╭─ DATASET CONTENT

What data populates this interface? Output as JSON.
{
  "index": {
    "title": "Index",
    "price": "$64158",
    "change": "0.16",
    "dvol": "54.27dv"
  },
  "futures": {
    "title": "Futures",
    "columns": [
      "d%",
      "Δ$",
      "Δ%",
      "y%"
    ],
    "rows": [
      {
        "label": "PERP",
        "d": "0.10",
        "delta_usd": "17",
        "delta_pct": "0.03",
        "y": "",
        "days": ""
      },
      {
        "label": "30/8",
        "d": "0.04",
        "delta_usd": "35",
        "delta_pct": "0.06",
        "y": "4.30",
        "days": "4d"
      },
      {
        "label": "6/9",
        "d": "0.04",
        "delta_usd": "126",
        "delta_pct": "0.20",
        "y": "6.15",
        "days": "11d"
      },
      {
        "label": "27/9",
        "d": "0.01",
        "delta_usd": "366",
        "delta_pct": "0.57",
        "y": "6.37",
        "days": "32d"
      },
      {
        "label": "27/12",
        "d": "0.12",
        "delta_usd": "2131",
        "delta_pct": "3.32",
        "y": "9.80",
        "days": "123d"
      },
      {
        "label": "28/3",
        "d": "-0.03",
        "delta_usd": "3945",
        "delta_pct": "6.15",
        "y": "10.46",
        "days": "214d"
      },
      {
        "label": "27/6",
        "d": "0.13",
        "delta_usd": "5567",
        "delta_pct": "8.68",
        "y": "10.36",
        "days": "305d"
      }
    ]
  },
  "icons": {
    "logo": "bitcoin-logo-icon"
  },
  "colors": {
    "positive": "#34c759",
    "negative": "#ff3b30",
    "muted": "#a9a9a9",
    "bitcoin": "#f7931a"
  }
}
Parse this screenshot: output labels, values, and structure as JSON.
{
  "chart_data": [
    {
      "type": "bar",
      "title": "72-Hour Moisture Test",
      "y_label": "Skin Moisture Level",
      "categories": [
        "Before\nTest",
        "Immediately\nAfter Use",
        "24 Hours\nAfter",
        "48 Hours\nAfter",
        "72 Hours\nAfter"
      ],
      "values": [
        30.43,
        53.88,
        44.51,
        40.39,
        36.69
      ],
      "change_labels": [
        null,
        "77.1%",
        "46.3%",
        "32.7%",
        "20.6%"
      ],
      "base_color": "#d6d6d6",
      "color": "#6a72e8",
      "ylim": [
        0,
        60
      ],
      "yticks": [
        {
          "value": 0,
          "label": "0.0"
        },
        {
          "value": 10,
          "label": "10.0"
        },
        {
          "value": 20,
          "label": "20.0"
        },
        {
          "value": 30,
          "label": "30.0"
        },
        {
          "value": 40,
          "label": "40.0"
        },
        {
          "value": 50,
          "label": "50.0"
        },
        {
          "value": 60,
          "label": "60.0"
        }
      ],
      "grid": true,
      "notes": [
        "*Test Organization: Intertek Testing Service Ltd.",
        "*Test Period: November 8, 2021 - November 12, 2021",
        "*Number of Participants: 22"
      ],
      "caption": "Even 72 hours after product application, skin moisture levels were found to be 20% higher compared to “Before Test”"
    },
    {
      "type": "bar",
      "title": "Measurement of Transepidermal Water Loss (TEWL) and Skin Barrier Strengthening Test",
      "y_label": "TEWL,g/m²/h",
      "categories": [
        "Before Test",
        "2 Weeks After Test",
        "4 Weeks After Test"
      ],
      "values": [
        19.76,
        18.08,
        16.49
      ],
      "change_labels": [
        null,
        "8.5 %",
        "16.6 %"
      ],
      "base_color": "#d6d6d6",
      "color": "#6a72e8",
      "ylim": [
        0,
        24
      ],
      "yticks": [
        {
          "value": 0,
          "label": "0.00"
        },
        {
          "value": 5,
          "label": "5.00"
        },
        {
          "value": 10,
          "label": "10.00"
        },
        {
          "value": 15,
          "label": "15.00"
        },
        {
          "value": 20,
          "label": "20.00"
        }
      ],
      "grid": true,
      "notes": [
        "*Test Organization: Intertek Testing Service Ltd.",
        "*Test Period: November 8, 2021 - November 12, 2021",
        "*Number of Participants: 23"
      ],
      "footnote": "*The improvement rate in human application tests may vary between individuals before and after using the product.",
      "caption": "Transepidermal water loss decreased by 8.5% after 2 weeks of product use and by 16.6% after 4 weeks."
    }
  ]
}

╰─

REQUIRED TASK: Print the listing above in its entirety, with every line exact.

FINISHED EXERCISE:
What data populates this interface? Output as JSON.
{
  "index": {
    "title": "Index",
    "price": "$64158",
    "change": "0.16",
    "dvol": "54.27dv"
  },
  "futures": {
    "title": "Futures",
    "columns": [
      "d%",
      "Δ$",
      "Δ%",
      "y%"
    ],
    "rows": [
      {
        "label": "PERP",
        "d": "0.10",
        "delta_usd": "17",
        "delta_pct": "0.03",
        "y": "",
        "days": ""
      },
      {
        "label": "30/8",
        "d": "0.04",
        "delta_usd": "35",
        "delta_pct": "0.06",
        "y": "4.30",
        "days": "4d"
      },
      {
        "label": "6/9",
        "d": "0.04",
        "delta_usd": "126",
        "delta_pct": "0.20",
        "y": "6.15",
        "days": "11d"
      },
      {
        "label": "27/9",
        "d": "0.01",
        "delta_usd": "366",
        "delta_pct": "0.57",
        "y": "6.37",
        "days": "32d"
      },
      {
        "label": "27/12",
        "d": "0.12",
        "delta_usd": "2131",
        "delta_pct": "3.32",
        "y": "9.80",
        "days": "123d"
      },
      {
        "label": "28/3",
        "d": "-0.03",
        "delta_usd": "3945",
        "delta_pct": "6.15",
        "y": "10.46",
        "days": "214d"
      },
      {
        "label": "27/6",
        "d": "0.13",
        "delta_usd": "5567",
        "delta_pct": "8.68",
        "y": "10.36",
        "days": "305d"
      }
    ]
  },
  "icons": {
    "logo": "bitcoin-logo-icon"
  },
  "colors": {
    "positive": "#34c759",
    "negative": "#ff3b30",
    "muted": "#a9a9a9",
    "bitcoin": "#f7931a"
  }
}
Parse this screenshot: output labels, values, and structure as JSON.
{
  "chart_data": [
    {
      "type": "bar",
      "title": "72-Hour Moisture Test",
      "y_label": "Skin Moisture Level",
      "categories": [
        "Before\nTest",
        "Immediately\nAfter Use",
        "24 Hours\nAfter",
        "48 Hours\nAfter",
        "72 Hours\nAfter"
      ],
      "values": [
        30.43,
        53.88,
        44.51,
        40.39,
        36.69
      ],
      "change_labels": [
        null,
        "77.1%",
        "46.3%",
        "32.7%",
        "20.6%"
      ],
      "base_color": "#d6d6d6",
      "color": "#6a72e8",
      "ylim": [
        0,
        60
      ],
      "yticks": [
        {
          "value": 0,
          "label": "0.0"
        },
        {
          "value": 10,
          "label": "10.0"
        },
        {
          "value": 20,
          "label": "20.0"
        },
        {
          "value": 30,
          "label": "30.0"
        },
        {
          "value": 40,
          "label": "40.0"
        },
        {
          "value": 50,
          "label": "50.0"
        },
        {
          "value": 60,
          "label": "60.0"
        }
      ],
      "grid": true,
      "notes": [
        "*Test Organization: Intertek Testing Service Ltd.",
        "*Test Period: November 8, 2021 - November 12, 2021",
        "*Number of Participants: 22"
      ],
      "caption": "Even 72 hours after product application, skin moisture levels were found to be 20% higher compared to “Before Test”"
    },
    {
      "type": "bar",
      "title": "Measurement of Transepidermal Water Loss (TEWL) and Skin Barrier Strengthening Test",
      "y_label": "TEWL,g/m²/h",
      "categories": [
        "Before Test",
        "2 Weeks After Test",
        "4 Weeks After Test"
      ],
      "values": [
        19.76,
        18.08,
        16.49
      ],
      "change_labels": [
        null,
        "8.5 %",
        "16.6 %"
      ],
      "base_color": "#d6d6d6",
      "color": "#6a72e8",
      "ylim": [
        0,
        24
      ],
      "yticks": [
        {
          "value": 0,
          "label": "0.00"
        },
        {
          "value": 5,
          "label": "5.00"
        },
        {
          "value": 10,
          "label": "10.00"
        },
        {
          "value": 15,
          "label": "15.00"
        },
        {
          "value": 20,
          "label": "20.00"
        }
      ],
      "grid": true,
      "notes": [
        "*Test Organization: Intertek Testing Service Ltd.",
        "*Test Period: November 8, 2021 - November 12, 2021",
        "*Number of Participants: 23"
      ],
      "footnote": "*The improvement rate in human application tests may vary between individuals before and after using the product.",
      "caption": "Transepidermal water loss decreased by 8.5% after 2 weeks of product use and by 16.6% after 4 weeks."
    }
  ]
}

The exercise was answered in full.